Dataset rows:

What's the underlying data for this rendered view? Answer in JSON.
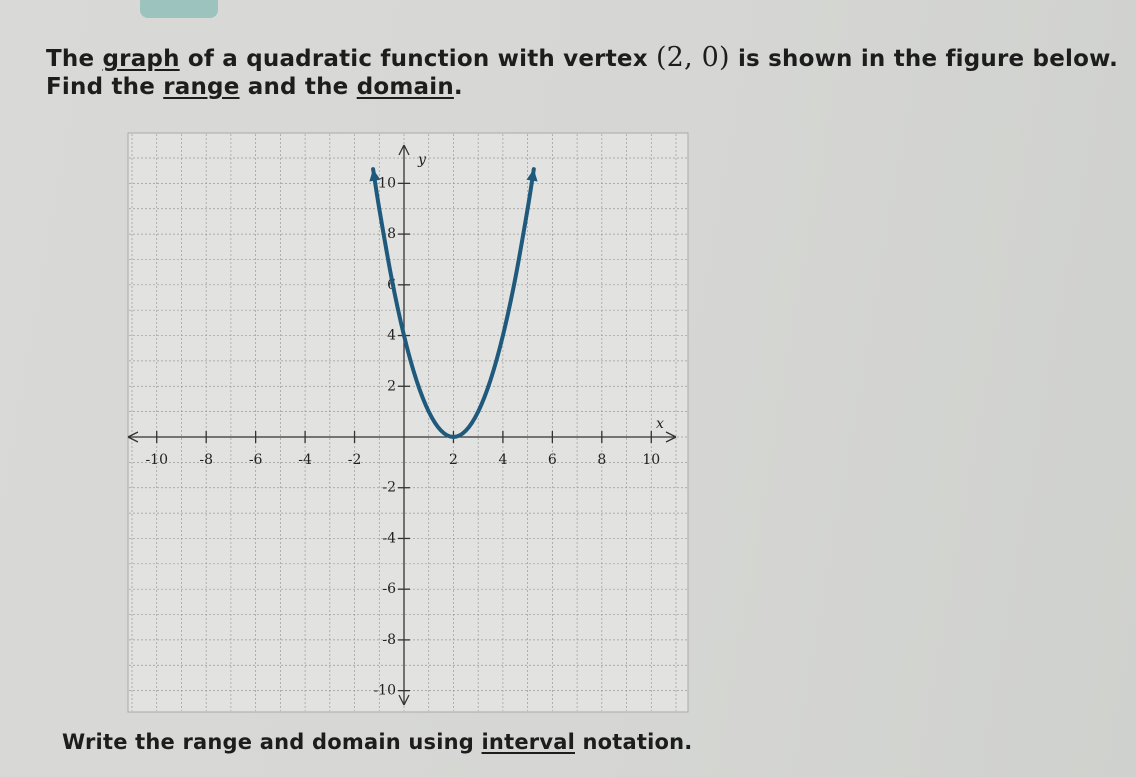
{
  "question": {
    "line1": [
      "The ",
      "graph",
      " of a quadratic function with vertex ",
      "(2, 0)",
      " is shown in the figure below."
    ],
    "line2": [
      "Find the ",
      "range",
      " and the ",
      "domain",
      "."
    ],
    "line3": [
      "Write the range and domain using ",
      "interval",
      " notation."
    ]
  },
  "graph": {
    "x_label": "x",
    "y_label": "y",
    "xlim": [
      -11,
      11
    ],
    "ylim": [
      -11,
      11
    ],
    "xticks": [
      -10,
      -8,
      -6,
      -4,
      -2,
      2,
      4,
      6,
      8,
      10
    ],
    "yticks": [
      -10,
      -8,
      -6,
      -4,
      -2,
      2,
      4,
      6,
      8,
      10
    ],
    "curve": {
      "color": "#1f5a7d",
      "x": [
        -1.25,
        -1,
        -0.5,
        0,
        0.5,
        1,
        1.5,
        2,
        2.5,
        3,
        3.5,
        4,
        4.5,
        5,
        5.25
      ],
      "y": [
        10.5625,
        9,
        6.25,
        4,
        2.25,
        1,
        0.25,
        0,
        0.25,
        1,
        2.25,
        4,
        6.25,
        9,
        10.5625
      ]
    }
  }
}
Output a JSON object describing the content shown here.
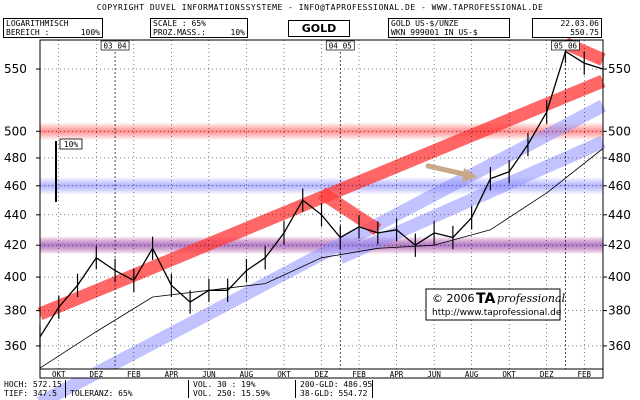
{
  "header": {
    "copyright": "COPYRIGHT  DUVEL INFORMATIONSSYSTEME  -  INFO@TAPROFESSIONAL.DE  -  WWW.TAPROFESSIONAL.DE",
    "left_box": {
      "line1": "LOGARITHMISCH",
      "line2_label": "BEREICH :",
      "line2_value": "100%"
    },
    "scale_box": {
      "line1_label": "SCALE : 65%",
      "line2_label": "PROZ.MASS.:",
      "line2_value": "10%"
    },
    "title": "GOLD",
    "right_box": {
      "line1_label": "GOLD US-$/UNZE",
      "line2_label": "WKN 999001   IN US-$"
    },
    "date_box": {
      "date": "22.03.06",
      "price": "550.75"
    },
    "year_markers": [
      "03",
      "04",
      "04",
      "05",
      "05",
      "06"
    ]
  },
  "watermark": {
    "line1": "© 2006",
    "brand_ta": "TA",
    "brand_rest": "professional",
    "url": "http://www.taprofessional.de"
  },
  "percent_label": "10%",
  "footer": {
    "hoch": "HOCH: 572.15",
    "tief": "TIEF: 347.5",
    "vol30": "VOL. 30 : 19%",
    "vol250": "VOL. 250: 15.59%",
    "toleranz": "TOLERANZ: 65%",
    "gld200": "200-GLD: 486.95",
    "gld38": "38-GLD: 554.72"
  },
  "colors": {
    "resistance": "#ff4040",
    "support": "#9090ff",
    "arrow": "#c8a888"
  },
  "chart_data": {
    "type": "bar",
    "scale": "log",
    "ylim": [
      347.5,
      575
    ],
    "yticks": [
      360,
      380,
      400,
      420,
      440,
      460,
      480,
      500,
      550
    ],
    "xticks": [
      "OKT",
      "DEZ",
      "FEB",
      "APR",
      "JUN",
      "AUG",
      "OKT",
      "DEZ",
      "FEB",
      "APR",
      "JUN",
      "AUG",
      "OKT",
      "DEZ",
      "FEB"
    ],
    "x_start": "2003-09",
    "x_end": "2006-03",
    "horizontal_levels": [
      {
        "value": 500,
        "color": "resistance"
      },
      {
        "value": 420,
        "color": "resistance"
      },
      {
        "value": 460,
        "color": "support"
      },
      {
        "value": 420,
        "color": "support"
      }
    ],
    "trend_channels": [
      {
        "color": "resistance",
        "from": [
          "2003-09",
          378
        ],
        "to": [
          "2006-03",
          540
        ]
      },
      {
        "color": "support",
        "from": [
          "2003-09",
          330
        ],
        "to": [
          "2006-03",
          520
        ]
      },
      {
        "color": "support",
        "from": [
          "2005-01",
          412
        ],
        "to": [
          "2006-03",
          492
        ]
      },
      {
        "color": "resistance",
        "from": [
          "2004-12",
          455
        ],
        "to": [
          "2005-03",
          430
        ]
      },
      {
        "color": "resistance",
        "from": [
          "2006-01",
          572
        ],
        "to": [
          "2006-03",
          558
        ]
      }
    ],
    "series": [
      {
        "kind": "monthly_close",
        "x": [
          "2003-09",
          "2003-10",
          "2003-11",
          "2003-12",
          "2004-01",
          "2004-02",
          "2004-03",
          "2004-04",
          "2004-05",
          "2004-06",
          "2004-07",
          "2004-08",
          "2004-09",
          "2004-10",
          "2004-11",
          "2004-12",
          "2005-01",
          "2005-02",
          "2005-03",
          "2005-04",
          "2005-05",
          "2005-06",
          "2005-07",
          "2005-08",
          "2005-09",
          "2005-10",
          "2005-11",
          "2005-12",
          "2006-01",
          "2006-02",
          "2006-03"
        ],
        "y": [
          365,
          382,
          395,
          412,
          404,
          398,
          418,
          395,
          385,
          392,
          392,
          404,
          412,
          428,
          450,
          440,
          425,
          432,
          428,
          430,
          420,
          428,
          425,
          438,
          465,
          470,
          490,
          515,
          565,
          555,
          550
        ]
      },
      {
        "kind": "moving_average_long",
        "x": [
          "2003-09",
          "2003-12",
          "2004-03",
          "2004-06",
          "2004-09",
          "2004-12",
          "2005-03",
          "2005-06",
          "2005-09",
          "2005-12",
          "2006-03"
        ],
        "y": [
          348,
          368,
          388,
          392,
          396,
          412,
          418,
          420,
          430,
          455,
          487
        ]
      }
    ]
  }
}
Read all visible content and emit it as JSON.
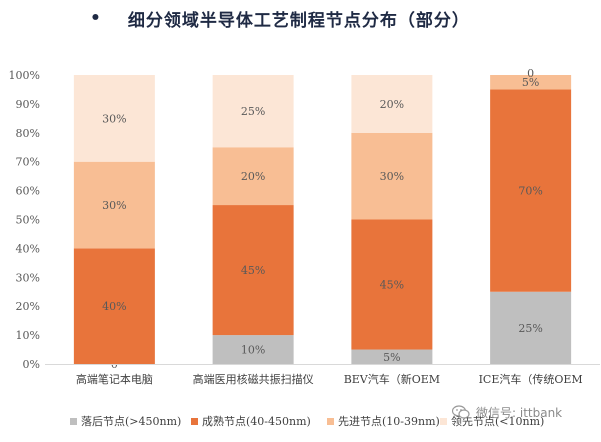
{
  "title": {
    "bullet": "•",
    "text": "细分领域半导体工艺制程节点分布（部分）"
  },
  "watermark": {
    "text": "微信号: ittbank",
    "icon": "wechat-icon"
  },
  "chart_data": {
    "type": "bar",
    "stacked": true,
    "percent": true,
    "ylim": [
      0,
      100
    ],
    "yticks": [
      "0%",
      "10%",
      "20%",
      "30%",
      "40%",
      "50%",
      "60%",
      "70%",
      "80%",
      "90%",
      "100%"
    ],
    "grid": false,
    "legend_position": "bottom",
    "categories": [
      "高端笔记本电脑",
      "高端医用核磁共振扫描仪",
      "BEV汽车（新OEM",
      "ICE汽车（传统OEM"
    ],
    "series": [
      {
        "name": "落后节点(>450nm)",
        "color": "#bfbfbf",
        "values": [
          0,
          10,
          5,
          25
        ],
        "labels": [
          "0",
          "10%",
          "5%",
          "25%"
        ]
      },
      {
        "name": "成熟节点(40-450nm)",
        "color": "#e8743b",
        "values": [
          40,
          45,
          45,
          70
        ],
        "labels": [
          "40%",
          "45%",
          "45%",
          "70%"
        ]
      },
      {
        "name": "先进节点(10-39nm)",
        "color": "#f8be94",
        "values": [
          30,
          20,
          30,
          5
        ],
        "labels": [
          "30%",
          "20%",
          "30%",
          "5%"
        ]
      },
      {
        "name": "领先节点(<10nm)",
        "color": "#fce6d6",
        "values": [
          30,
          25,
          20,
          0
        ],
        "labels": [
          "30%",
          "25%",
          "20%",
          "0"
        ]
      }
    ]
  }
}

■ **To be done**
Transcribe every line from the records above without alteration, and leave out the images.

■ **Solution to this task**
What's the underlying data for this rendered view? Answer in JSON.
{
  "question": {
    "line1": [
      "The ",
      "graph",
      " of a quadratic function with vertex ",
      "(2, 0)",
      " is shown in the figure below."
    ],
    "line2": [
      "Find the ",
      "range",
      " and the ",
      "domain",
      "."
    ],
    "line3": [
      "Write the range and domain using ",
      "interval",
      " notation."
    ]
  },
  "graph": {
    "x_label": "x",
    "y_label": "y",
    "xlim": [
      -11,
      11
    ],
    "ylim": [
      -11,
      11
    ],
    "xticks": [
      -10,
      -8,
      -6,
      -4,
      -2,
      2,
      4,
      6,
      8,
      10
    ],
    "yticks": [
      -10,
      -8,
      -6,
      -4,
      -2,
      2,
      4,
      6,
      8,
      10
    ],
    "curve": {
      "color": "#1f5a7d",
      "x": [
        -1.25,
        -1,
        -0.5,
        0,
        0.5,
        1,
        1.5,
        2,
        2.5,
        3,
        3.5,
        4,
        4.5,
        5,
        5.25
      ],
      "y": [
        10.5625,
        9,
        6.25,
        4,
        2.25,
        1,
        0.25,
        0,
        0.25,
        1,
        2.25,
        4,
        6.25,
        9,
        10.5625
      ]
    }
  }
}
Output a JSON object describing the content shown here.
{
  "header": {
    "copyright": "COPYRIGHT  DUVEL INFORMATIONSSYSTEME  -  INFO@TAPROFESSIONAL.DE  -  WWW.TAPROFESSIONAL.DE",
    "left_box": {
      "line1": "LOGARITHMISCH",
      "line2_label": "BEREICH :",
      "line2_value": "100%"
    },
    "scale_box": {
      "line1_label": "SCALE : 65%",
      "line2_label": "PROZ.MASS.:",
      "line2_value": "10%"
    },
    "title": "GOLD",
    "right_box": {
      "line1_label": "GOLD US-$/UNZE",
      "line2_label": "WKN 999001   IN US-$"
    },
    "date_box": {
      "date": "22.03.06",
      "price": "550.75"
    },
    "year_markers": [
      "03",
      "04",
      "04",
      "05",
      "05",
      "06"
    ]
  },
  "watermark": {
    "line1": "© 2006",
    "brand_ta": "TA",
    "brand_rest": "professional",
    "url": "http://www.taprofessional.de"
  },
  "percent_label": "10%",
  "footer": {
    "hoch": "HOCH: 572.15",
    "tief": "TIEF: 347.5",
    "vol30": "VOL. 30 : 19%",
    "vol250": "VOL. 250: 15.59%",
    "toleranz": "TOLERANZ: 65%",
    "gld200": "200-GLD: 486.95",
    "gld38": "38-GLD: 554.72"
  },
  "colors": {
    "resistance": "#ff4040",
    "support": "#9090ff",
    "arrow": "#c8a888"
  },
  "chart_data": {
    "type": "bar",
    "scale": "log",
    "ylim": [
      347.5,
      575
    ],
    "yticks": [
      360,
      380,
      400,
      420,
      440,
      460,
      480,
      500,
      550
    ],
    "xticks": [
      "OKT",
      "DEZ",
      "FEB",
      "APR",
      "JUN",
      "AUG",
      "OKT",
      "DEZ",
      "FEB",
      "APR",
      "JUN",
      "AUG",
      "OKT",
      "DEZ",
      "FEB"
    ],
    "x_start": "2003-09",
    "x_end": "2006-03",
    "horizontal_levels": [
      {
        "value": 500,
        "color": "resistance"
      },
      {
        "value": 420,
        "color": "resistance"
      },
      {
        "value": 460,
        "color": "support"
      },
      {
        "value": 420,
        "color": "support"
      }
    ],
    "trend_channels": [
      {
        "color": "resistance",
        "from": [
          "2003-09",
          378
        ],
        "to": [
          "2006-03",
          540
        ]
      },
      {
        "color": "support",
        "from": [
          "2003-09",
          330
        ],
        "to": [
          "2006-03",
          520
        ]
      },
      {
        "color": "support",
        "from": [
          "2005-01",
          412
        ],
        "to": [
          "2006-03",
          492
        ]
      },
      {
        "color": "resistance",
        "from": [
          "2004-12",
          455
        ],
        "to": [
          "2005-03",
          430
        ]
      },
      {
        "color": "resistance",
        "from": [
          "2006-01",
          572
        ],
        "to": [
          "2006-03",
          558
        ]
      }
    ],
    "series": [
      {
        "kind": "monthly_close",
        "x": [
          "2003-09",
          "2003-10",
          "2003-11",
          "2003-12",
          "2004-01",
          "2004-02",
          "2004-03",
          "2004-04",
          "2004-05",
          "2004-06",
          "2004-07",
          "2004-08",
          "2004-09",
          "2004-10",
          "2004-11",
          "2004-12",
          "2005-01",
          "2005-02",
          "2005-03",
          "2005-04",
          "2005-05",
          "2005-06",
          "2005-07",
          "2005-08",
          "2005-09",
          "2005-10",
          "2005-11",
          "2005-12",
          "2006-01",
          "2006-02",
          "2006-03"
        ],
        "y": [
          365,
          382,
          395,
          412,
          404,
          398,
          418,
          395,
          385,
          392,
          392,
          404,
          412,
          428,
          450,
          440,
          425,
          432,
          428,
          430,
          420,
          428,
          425,
          438,
          465,
          470,
          490,
          515,
          565,
          555,
          550
        ]
      },
      {
        "kind": "moving_average_long",
        "x": [
          "2003-09",
          "2003-12",
          "2004-03",
          "2004-06",
          "2004-09",
          "2004-12",
          "2005-03",
          "2005-06",
          "2005-09",
          "2005-12",
          "2006-03"
        ],
        "y": [
          348,
          368,
          388,
          392,
          396,
          412,
          418,
          420,
          430,
          455,
          487
        ]
      }
    ]
  }
}
Read all visible content and emit it as JSON.
{
  "title": {
    "bullet": "•",
    "text": "细分领域半导体工艺制程节点分布（部分）"
  },
  "watermark": {
    "text": "微信号: ittbank",
    "icon": "wechat-icon"
  },
  "chart_data": {
    "type": "bar",
    "stacked": true,
    "percent": true,
    "ylim": [
      0,
      100
    ],
    "yticks": [
      "0%",
      "10%",
      "20%",
      "30%",
      "40%",
      "50%",
      "60%",
      "70%",
      "80%",
      "90%",
      "100%"
    ],
    "grid": false,
    "legend_position": "bottom",
    "categories": [
      "高端笔记本电脑",
      "高端医用核磁共振扫描仪",
      "BEV汽车（新OEM",
      "ICE汽车（传统OEM"
    ],
    "series": [
      {
        "name": "落后节点(>450nm)",
        "color": "#bfbfbf",
        "values": [
          0,
          10,
          5,
          25
        ],
        "labels": [
          "0",
          "10%",
          "5%",
          "25%"
        ]
      },
      {
        "name": "成熟节点(40-450nm)",
        "color": "#e8743b",
        "values": [
          40,
          45,
          45,
          70
        ],
        "labels": [
          "40%",
          "45%",
          "45%",
          "70%"
        ]
      },
      {
        "name": "先进节点(10-39nm)",
        "color": "#f8be94",
        "values": [
          30,
          20,
          30,
          5
        ],
        "labels": [
          "30%",
          "20%",
          "30%",
          "5%"
        ]
      },
      {
        "name": "领先节点(<10nm)",
        "color": "#fce6d6",
        "values": [
          30,
          25,
          20,
          0
        ],
        "labels": [
          "30%",
          "25%",
          "20%",
          "0"
        ]
      }
    ]
  }
}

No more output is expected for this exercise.